RECORDS SHOWN
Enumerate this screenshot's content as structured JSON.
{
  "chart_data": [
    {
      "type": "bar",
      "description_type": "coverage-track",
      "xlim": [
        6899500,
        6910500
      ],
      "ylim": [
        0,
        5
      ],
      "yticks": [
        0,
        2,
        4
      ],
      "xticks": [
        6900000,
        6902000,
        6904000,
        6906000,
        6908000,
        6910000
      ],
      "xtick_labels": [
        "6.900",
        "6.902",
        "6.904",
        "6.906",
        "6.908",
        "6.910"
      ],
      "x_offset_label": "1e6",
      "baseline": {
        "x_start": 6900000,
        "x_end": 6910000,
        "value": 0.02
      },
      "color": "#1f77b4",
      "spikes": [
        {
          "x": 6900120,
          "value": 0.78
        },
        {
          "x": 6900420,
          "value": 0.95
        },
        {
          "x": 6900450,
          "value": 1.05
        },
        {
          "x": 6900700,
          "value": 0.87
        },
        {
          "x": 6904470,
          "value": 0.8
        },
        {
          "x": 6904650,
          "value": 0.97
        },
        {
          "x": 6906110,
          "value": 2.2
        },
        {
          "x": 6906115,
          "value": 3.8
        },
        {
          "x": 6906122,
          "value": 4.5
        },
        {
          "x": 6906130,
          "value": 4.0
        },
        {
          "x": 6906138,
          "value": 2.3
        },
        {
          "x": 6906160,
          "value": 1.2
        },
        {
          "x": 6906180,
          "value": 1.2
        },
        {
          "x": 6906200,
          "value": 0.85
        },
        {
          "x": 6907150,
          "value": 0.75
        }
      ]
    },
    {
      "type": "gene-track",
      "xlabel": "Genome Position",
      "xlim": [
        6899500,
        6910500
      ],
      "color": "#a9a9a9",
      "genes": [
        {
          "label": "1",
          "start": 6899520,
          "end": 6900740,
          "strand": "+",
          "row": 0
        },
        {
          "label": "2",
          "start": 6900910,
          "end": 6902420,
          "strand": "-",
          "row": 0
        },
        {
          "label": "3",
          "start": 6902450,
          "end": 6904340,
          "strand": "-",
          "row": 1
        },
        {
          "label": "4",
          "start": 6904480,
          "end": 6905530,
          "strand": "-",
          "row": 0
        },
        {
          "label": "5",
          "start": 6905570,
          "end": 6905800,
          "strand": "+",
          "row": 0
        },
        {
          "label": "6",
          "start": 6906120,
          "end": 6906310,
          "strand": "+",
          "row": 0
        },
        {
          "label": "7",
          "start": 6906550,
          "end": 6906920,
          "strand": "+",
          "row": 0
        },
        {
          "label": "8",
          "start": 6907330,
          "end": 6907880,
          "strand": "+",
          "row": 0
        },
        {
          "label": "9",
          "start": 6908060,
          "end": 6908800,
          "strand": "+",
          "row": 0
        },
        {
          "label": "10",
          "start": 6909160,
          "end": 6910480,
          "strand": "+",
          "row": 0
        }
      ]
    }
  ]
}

TASK OBJECTIVE
Write out the entries verbatim, all of them.

ANSWER SPACE
Enumerate this screenshot's content as structured JSON.
{
  "chart_data": [
    {
      "type": "bar",
      "description_type": "coverage-track",
      "xlim": [
        6899500,
        6910500
      ],
      "ylim": [
        0,
        5
      ],
      "yticks": [
        0,
        2,
        4
      ],
      "xticks": [
        6900000,
        6902000,
        6904000,
        6906000,
        6908000,
        6910000
      ],
      "xtick_labels": [
        "6.900",
        "6.902",
        "6.904",
        "6.906",
        "6.908",
        "6.910"
      ],
      "x_offset_label": "1e6",
      "baseline": {
        "x_start": 6900000,
        "x_end": 6910000,
        "value": 0.02
      },
      "color": "#1f77b4",
      "spikes": [
        {
          "x": 6900120,
          "value": 0.78
        },
        {
          "x": 6900420,
          "value": 0.95
        },
        {
          "x": 6900450,
          "value": 1.05
        },
        {
          "x": 6900700,
          "value": 0.87
        },
        {
          "x": 6904470,
          "value": 0.8
        },
        {
          "x": 6904650,
          "value": 0.97
        },
        {
          "x": 6906110,
          "value": 2.2
        },
        {
          "x": 6906115,
          "value": 3.8
        },
        {
          "x": 6906122,
          "value": 4.5
        },
        {
          "x": 6906130,
          "value": 4.0
        },
        {
          "x": 6906138,
          "value": 2.3
        },
        {
          "x": 6906160,
          "value": 1.2
        },
        {
          "x": 6906180,
          "value": 1.2
        },
        {
          "x": 6906200,
          "value": 0.85
        },
        {
          "x": 6907150,
          "value": 0.75
        }
      ]
    },
    {
      "type": "gene-track",
      "xlabel": "Genome Position",
      "xlim": [
        6899500,
        6910500
      ],
      "color": "#a9a9a9",
      "genes": [
        {
          "label": "1",
          "start": 6899520,
          "end": 6900740,
          "strand": "+",
          "row": 0
        },
        {
          "label": "2",
          "start": 6900910,
          "end": 6902420,
          "strand": "-",
          "row": 0
        },
        {
          "label": "3",
          "start": 6902450,
          "end": 6904340,
          "strand": "-",
          "row": 1
        },
        {
          "label": "4",
          "start": 6904480,
          "end": 6905530,
          "strand": "-",
          "row": 0
        },
        {
          "label": "5",
          "start": 6905570,
          "end": 6905800,
          "strand": "+",
          "row": 0
        },
        {
          "label": "6",
          "start": 6906120,
          "end": 6906310,
          "strand": "+",
          "row": 0
        },
        {
          "label": "7",
          "start": 6906550,
          "end": 6906920,
          "strand": "+",
          "row": 0
        },
        {
          "label": "8",
          "start": 6907330,
          "end": 6907880,
          "strand": "+",
          "row": 0
        },
        {
          "label": "9",
          "start": 6908060,
          "end": 6908800,
          "strand": "+",
          "row": 0
        },
        {
          "label": "10",
          "start": 6909160,
          "end": 6910480,
          "strand": "+",
          "row": 0
        }
      ]
    }
  ]
}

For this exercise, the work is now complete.